How many of the lines contain the string "Dashboard"? Give the number, with no other words.
*****
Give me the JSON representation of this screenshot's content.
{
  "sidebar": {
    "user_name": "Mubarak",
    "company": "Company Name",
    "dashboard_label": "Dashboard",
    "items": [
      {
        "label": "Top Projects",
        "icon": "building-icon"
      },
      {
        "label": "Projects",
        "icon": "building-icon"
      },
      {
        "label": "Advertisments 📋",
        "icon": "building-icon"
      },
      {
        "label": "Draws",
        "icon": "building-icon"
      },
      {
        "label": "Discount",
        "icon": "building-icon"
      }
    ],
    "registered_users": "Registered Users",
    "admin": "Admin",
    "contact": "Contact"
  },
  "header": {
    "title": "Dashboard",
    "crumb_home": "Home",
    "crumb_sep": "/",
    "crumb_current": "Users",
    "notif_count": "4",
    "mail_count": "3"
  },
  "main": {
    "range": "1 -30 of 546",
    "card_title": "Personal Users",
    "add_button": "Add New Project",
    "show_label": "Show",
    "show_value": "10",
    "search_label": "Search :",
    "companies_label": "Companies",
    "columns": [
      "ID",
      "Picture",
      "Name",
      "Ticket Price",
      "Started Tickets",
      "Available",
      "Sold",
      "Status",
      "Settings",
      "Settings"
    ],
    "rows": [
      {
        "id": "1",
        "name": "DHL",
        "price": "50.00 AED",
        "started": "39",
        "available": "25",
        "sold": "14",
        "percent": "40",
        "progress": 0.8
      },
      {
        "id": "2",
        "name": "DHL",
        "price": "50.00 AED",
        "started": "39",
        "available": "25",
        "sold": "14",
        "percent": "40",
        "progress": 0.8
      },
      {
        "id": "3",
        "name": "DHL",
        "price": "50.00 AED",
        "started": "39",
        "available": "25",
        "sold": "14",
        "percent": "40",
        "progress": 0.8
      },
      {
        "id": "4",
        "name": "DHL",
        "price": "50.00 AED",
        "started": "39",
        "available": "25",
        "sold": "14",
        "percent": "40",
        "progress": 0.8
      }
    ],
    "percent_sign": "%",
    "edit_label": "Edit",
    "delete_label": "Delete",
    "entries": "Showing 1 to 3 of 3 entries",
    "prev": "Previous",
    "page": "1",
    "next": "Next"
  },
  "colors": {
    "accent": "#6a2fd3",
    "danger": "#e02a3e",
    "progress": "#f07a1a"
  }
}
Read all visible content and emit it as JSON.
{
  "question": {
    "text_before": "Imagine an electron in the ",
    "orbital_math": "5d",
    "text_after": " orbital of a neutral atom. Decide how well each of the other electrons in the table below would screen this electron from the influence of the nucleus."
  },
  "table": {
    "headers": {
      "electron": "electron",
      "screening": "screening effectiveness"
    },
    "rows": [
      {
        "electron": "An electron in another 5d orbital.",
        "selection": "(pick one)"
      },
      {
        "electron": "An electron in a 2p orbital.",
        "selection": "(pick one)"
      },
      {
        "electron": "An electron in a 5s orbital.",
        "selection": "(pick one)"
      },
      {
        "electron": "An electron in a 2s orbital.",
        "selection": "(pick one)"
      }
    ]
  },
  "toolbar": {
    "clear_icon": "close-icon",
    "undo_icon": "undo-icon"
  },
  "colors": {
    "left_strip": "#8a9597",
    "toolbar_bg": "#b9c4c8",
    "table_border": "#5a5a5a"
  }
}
*****
WRITTEN ANSWER >> 2